Find every line in the records below that holds the word "Analisi", and copy each one.

Rows from a dataset
## start
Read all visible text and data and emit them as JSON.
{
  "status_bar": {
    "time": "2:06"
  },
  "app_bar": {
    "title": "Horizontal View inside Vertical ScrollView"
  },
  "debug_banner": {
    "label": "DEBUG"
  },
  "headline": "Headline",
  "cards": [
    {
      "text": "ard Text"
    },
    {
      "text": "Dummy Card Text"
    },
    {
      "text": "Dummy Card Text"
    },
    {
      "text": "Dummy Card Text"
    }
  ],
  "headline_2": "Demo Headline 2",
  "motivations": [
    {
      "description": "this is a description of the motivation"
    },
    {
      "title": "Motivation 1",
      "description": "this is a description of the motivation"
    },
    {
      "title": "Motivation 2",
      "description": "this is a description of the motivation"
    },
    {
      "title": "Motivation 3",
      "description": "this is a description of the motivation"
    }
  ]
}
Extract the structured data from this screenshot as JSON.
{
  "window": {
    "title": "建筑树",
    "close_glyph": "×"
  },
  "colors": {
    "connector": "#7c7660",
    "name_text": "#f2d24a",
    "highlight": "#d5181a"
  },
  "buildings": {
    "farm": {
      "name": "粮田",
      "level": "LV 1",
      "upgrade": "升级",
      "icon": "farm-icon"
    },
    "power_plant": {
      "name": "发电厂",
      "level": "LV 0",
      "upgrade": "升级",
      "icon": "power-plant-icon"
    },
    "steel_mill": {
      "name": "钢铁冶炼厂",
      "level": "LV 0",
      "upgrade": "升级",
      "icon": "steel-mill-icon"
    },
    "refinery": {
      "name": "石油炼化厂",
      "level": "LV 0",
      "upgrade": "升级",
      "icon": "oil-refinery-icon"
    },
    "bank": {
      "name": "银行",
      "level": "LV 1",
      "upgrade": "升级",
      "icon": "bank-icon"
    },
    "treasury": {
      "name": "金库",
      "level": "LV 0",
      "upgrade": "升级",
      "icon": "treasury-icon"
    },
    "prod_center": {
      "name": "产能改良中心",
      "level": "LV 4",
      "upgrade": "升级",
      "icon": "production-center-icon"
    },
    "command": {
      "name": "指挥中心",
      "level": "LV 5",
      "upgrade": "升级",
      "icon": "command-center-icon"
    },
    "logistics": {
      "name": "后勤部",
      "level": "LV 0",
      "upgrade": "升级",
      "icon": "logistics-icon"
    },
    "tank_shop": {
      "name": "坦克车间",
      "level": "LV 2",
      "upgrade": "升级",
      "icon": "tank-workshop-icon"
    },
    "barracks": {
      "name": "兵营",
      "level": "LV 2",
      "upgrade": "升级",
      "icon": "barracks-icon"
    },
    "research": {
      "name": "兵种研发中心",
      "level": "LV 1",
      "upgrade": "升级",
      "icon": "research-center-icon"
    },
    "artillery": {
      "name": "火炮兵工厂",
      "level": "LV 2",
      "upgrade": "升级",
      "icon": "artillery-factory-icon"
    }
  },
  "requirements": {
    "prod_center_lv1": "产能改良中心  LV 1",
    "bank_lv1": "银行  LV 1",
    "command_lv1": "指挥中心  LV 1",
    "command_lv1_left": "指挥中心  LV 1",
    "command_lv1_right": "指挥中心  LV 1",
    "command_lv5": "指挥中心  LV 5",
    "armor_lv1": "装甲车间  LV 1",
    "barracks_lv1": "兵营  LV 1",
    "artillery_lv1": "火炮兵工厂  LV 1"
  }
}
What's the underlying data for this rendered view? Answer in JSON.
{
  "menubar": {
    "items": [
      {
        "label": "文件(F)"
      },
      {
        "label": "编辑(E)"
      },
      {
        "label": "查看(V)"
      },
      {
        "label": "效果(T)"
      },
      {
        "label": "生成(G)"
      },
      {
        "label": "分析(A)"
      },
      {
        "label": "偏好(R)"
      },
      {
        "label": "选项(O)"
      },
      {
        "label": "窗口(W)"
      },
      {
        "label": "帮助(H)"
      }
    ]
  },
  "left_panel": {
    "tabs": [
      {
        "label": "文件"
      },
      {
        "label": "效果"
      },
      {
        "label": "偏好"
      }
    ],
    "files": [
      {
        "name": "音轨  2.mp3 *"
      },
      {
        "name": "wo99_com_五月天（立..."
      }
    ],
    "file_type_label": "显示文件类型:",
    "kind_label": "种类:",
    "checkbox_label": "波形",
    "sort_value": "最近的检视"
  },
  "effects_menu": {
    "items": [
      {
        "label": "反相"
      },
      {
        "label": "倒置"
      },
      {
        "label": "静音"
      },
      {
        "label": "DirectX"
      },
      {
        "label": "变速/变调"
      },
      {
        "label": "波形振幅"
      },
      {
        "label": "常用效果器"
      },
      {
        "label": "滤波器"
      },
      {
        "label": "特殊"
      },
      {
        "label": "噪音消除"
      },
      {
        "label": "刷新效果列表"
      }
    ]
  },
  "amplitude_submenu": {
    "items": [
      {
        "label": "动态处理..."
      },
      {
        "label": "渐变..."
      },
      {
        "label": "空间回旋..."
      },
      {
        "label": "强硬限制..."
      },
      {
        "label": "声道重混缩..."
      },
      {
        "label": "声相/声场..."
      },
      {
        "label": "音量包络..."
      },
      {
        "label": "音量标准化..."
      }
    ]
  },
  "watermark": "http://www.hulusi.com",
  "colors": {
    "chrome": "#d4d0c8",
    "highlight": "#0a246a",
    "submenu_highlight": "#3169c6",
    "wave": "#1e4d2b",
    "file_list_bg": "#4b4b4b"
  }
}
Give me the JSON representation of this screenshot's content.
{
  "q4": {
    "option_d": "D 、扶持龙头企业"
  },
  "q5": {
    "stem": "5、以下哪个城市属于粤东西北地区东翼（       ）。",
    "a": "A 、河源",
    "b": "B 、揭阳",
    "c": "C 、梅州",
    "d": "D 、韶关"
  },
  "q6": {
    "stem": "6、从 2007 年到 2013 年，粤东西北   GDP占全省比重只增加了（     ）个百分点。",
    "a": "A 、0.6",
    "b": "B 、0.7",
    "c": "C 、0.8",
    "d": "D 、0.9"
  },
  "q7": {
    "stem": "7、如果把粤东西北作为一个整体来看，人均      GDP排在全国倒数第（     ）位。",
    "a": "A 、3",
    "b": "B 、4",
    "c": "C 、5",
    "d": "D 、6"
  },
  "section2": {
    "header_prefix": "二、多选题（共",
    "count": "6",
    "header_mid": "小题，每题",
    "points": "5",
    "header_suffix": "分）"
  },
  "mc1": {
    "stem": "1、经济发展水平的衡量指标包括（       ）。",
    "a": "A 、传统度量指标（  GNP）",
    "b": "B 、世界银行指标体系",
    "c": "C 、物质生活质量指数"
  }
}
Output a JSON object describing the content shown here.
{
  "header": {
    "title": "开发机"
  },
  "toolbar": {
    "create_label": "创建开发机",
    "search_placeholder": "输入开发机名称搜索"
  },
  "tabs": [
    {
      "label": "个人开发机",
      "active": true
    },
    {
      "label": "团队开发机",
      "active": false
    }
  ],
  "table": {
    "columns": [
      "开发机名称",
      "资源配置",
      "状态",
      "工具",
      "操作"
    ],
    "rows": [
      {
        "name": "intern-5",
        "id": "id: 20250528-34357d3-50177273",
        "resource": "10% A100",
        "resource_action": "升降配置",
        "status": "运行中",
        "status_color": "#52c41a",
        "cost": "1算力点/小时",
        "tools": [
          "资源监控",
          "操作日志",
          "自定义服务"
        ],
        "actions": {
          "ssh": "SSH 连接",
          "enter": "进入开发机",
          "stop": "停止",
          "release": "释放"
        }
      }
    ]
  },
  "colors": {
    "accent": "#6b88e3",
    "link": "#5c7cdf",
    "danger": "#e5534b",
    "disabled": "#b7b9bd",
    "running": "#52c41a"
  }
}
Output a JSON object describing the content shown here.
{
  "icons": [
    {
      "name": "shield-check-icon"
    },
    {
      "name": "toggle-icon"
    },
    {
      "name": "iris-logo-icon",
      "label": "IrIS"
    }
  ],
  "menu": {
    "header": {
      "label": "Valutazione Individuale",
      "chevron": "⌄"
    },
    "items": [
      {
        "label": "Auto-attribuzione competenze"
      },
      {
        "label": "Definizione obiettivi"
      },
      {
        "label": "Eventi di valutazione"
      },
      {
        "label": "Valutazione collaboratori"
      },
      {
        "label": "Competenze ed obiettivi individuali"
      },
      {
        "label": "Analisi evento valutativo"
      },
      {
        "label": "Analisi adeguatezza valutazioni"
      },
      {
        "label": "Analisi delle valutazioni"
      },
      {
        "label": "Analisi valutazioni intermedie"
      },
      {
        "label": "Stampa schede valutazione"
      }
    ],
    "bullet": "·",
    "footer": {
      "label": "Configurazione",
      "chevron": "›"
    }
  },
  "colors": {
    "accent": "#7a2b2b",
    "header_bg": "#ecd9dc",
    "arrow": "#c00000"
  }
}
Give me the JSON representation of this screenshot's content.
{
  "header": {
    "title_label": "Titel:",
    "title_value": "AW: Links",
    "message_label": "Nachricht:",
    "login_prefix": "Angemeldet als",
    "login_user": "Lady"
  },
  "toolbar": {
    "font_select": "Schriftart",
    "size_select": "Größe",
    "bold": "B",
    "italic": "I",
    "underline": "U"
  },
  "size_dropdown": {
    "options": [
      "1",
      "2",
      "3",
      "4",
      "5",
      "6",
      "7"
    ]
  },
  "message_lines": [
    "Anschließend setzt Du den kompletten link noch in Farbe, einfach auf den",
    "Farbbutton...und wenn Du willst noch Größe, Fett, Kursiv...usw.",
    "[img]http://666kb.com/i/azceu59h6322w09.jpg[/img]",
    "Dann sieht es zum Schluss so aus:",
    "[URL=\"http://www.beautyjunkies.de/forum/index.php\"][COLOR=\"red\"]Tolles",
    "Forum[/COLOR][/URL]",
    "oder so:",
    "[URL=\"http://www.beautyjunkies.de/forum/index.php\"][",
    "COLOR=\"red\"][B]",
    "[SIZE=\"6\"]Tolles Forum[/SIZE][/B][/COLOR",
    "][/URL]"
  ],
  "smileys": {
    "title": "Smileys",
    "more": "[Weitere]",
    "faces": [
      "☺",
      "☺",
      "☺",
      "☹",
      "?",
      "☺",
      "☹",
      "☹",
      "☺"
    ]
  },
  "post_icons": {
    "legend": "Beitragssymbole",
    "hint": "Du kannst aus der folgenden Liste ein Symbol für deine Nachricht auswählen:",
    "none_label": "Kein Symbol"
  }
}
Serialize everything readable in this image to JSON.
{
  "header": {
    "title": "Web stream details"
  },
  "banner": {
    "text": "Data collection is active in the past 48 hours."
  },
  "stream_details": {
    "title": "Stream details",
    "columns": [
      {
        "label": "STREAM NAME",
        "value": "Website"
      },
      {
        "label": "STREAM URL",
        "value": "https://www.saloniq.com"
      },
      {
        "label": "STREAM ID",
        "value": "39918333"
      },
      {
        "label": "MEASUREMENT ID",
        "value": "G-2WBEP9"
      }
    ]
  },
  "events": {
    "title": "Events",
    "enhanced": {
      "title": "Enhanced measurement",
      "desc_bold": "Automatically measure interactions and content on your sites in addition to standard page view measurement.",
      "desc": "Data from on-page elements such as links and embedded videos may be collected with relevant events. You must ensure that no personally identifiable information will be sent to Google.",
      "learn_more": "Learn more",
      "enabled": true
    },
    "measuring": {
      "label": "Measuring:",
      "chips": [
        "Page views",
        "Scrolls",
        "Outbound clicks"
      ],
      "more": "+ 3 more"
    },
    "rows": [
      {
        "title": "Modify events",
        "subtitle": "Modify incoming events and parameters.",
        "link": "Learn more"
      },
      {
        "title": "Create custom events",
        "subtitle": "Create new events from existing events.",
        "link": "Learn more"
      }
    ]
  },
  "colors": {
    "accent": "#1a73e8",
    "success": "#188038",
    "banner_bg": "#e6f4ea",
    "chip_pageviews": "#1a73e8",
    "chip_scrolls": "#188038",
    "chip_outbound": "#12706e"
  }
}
## end
_Response below_.
        "label": "Analisi evento valutativo"
        "label": "Analisi adeguatezza valutazioni"
        "label": "Analisi delle valutazioni"
        "label": "Analisi valutazioni intermedie"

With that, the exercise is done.